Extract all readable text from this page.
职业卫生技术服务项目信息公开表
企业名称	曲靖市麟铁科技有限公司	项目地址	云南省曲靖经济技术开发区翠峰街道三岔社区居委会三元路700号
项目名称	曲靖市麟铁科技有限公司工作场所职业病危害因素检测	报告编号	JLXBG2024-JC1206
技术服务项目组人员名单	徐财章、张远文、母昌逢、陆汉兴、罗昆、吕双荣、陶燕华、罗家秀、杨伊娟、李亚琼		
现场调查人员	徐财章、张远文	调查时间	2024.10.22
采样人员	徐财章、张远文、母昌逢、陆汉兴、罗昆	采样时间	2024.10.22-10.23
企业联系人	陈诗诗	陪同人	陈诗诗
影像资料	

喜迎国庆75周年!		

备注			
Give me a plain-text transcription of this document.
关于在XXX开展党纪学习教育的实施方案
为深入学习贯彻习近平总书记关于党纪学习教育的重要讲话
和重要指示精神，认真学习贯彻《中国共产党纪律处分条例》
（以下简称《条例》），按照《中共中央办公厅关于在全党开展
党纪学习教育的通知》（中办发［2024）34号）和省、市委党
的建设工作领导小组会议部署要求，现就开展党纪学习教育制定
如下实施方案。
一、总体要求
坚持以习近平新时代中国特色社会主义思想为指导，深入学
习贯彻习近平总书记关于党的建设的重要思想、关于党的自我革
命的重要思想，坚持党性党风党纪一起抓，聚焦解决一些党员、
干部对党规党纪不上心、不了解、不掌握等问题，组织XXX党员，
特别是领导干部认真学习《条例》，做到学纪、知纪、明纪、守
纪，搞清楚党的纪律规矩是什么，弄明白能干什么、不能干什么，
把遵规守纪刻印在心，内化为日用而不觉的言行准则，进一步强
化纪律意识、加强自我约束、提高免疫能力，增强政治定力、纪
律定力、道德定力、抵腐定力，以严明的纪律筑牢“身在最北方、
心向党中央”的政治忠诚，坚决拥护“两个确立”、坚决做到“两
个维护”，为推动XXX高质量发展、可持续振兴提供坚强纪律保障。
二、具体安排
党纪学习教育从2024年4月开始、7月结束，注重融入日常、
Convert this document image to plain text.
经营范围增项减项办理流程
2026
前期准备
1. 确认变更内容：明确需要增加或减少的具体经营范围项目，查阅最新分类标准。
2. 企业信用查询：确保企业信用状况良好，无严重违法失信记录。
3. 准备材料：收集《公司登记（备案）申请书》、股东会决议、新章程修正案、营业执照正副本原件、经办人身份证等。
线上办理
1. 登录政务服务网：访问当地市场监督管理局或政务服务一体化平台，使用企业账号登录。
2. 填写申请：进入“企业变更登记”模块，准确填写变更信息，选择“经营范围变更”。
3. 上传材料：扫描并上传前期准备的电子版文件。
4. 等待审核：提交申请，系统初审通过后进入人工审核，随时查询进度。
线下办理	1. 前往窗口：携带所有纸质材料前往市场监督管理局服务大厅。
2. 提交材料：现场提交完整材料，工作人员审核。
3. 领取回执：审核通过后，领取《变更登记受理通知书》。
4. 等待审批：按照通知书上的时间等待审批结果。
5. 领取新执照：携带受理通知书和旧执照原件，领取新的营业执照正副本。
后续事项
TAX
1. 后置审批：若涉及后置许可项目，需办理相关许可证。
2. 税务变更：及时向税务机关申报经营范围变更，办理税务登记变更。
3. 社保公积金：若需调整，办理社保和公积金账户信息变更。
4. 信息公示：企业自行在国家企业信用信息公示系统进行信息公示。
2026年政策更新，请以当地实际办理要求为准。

· · · ·

* Do this
Quote the material exactly, leaving nothing out.

* Expected answer
Extract all readable text from this page.
职业卫生技术服务项目信息公开表
企业名称	曲靖市麟铁科技有限公司	项目地址	云南省曲靖经济技术开发区翠峰街道三岔社区居委会三元路700号
项目名称	曲靖市麟铁科技有限公司工作场所职业病危害因素检测	报告编号	JLXBG2024-JC1206
技术服务项目组人员名单	徐财章、张远文、母昌逢、陆汉兴、罗昆、吕双荣、陶燕华、罗家秀、杨伊娟、李亚琼		
现场调查人员	徐财章、张远文	调查时间	2024.10.22
采样人员	徐财章、张远文、母昌逢、陆汉兴、罗昆	采样时间	2024.10.22-10.23
企业联系人	陈诗诗	陪同人	陈诗诗
影像资料	

喜迎国庆75周年!		

备注			
Give me a plain-text transcription of this document.
关于在XXX开展党纪学习教育的实施方案
为深入学习贯彻习近平总书记关于党纪学习教育的重要讲话
和重要指示精神，认真学习贯彻《中国共产党纪律处分条例》
（以下简称《条例》），按照《中共中央办公厅关于在全党开展
党纪学习教育的通知》（中办发［2024）34号）和省、市委党
的建设工作领导小组会议部署要求，现就开展党纪学习教育制定
如下实施方案。
一、总体要求
坚持以习近平新时代中国特色社会主义思想为指导，深入学
习贯彻习近平总书记关于党的建设的重要思想、关于党的自我革
命的重要思想，坚持党性党风党纪一起抓，聚焦解决一些党员、
干部对党规党纪不上心、不了解、不掌握等问题，组织XXX党员，
特别是领导干部认真学习《条例》，做到学纪、知纪、明纪、守
纪，搞清楚党的纪律规矩是什么，弄明白能干什么、不能干什么，
把遵规守纪刻印在心，内化为日用而不觉的言行准则，进一步强
化纪律意识、加强自我约束、提高免疫能力，增强政治定力、纪
律定力、道德定力、抵腐定力，以严明的纪律筑牢“身在最北方、
心向党中央”的政治忠诚，坚决拥护“两个确立”、坚决做到“两
个维护”，为推动XXX高质量发展、可持续振兴提供坚强纪律保障。
二、具体安排
党纪学习教育从2024年4月开始、7月结束，注重融入日常、
Convert this document image to plain text.
经营范围增项减项办理流程
2026
前期准备
1. 确认变更内容：明确需要增加或减少的具体经营范围项目，查阅最新分类标准。
2. 企业信用查询：确保企业信用状况良好，无严重违法失信记录。
3. 准备材料：收集《公司登记（备案）申请书》、股东会决议、新章程修正案、营业执照正副本原件、经办人身份证等。
线上办理
1. 登录政务服务网：访问当地市场监督管理局或政务服务一体化平台，使用企业账号登录。
2. 填写申请：进入“企业变更登记”模块，准确填写变更信息，选择“经营范围变更”。
3. 上传材料：扫描并上传前期准备的电子版文件。
4. 等待审核：提交申请，系统初审通过后进入人工审核，随时查询进度。
线下办理	1. 前往窗口：携带所有纸质材料前往市场监督管理局服务大厅。
2. 提交材料：现场提交完整材料，工作人员审核。
3. 领取回执：审核通过后，领取《变更登记受理通知书》。
4. 等待审批：按照通知书上的时间等待审批结果。
5. 领取新执照：携带受理通知书和旧执照原件，领取新的营业执照正副本。
后续事项
TAX
1. 后置审批：若涉及后置许可项目，需办理相关许可证。
2. 税务变更：及时向税务机关申报经营范围变更，办理税务登记变更。
3. 社保公积金：若需调整，办理社保和公积金账户信息变更。
4. 信息公示：企业自行在国家企业信用信息公示系统进行信息公示。
2026年政策更新，请以当地实际办理要求为准。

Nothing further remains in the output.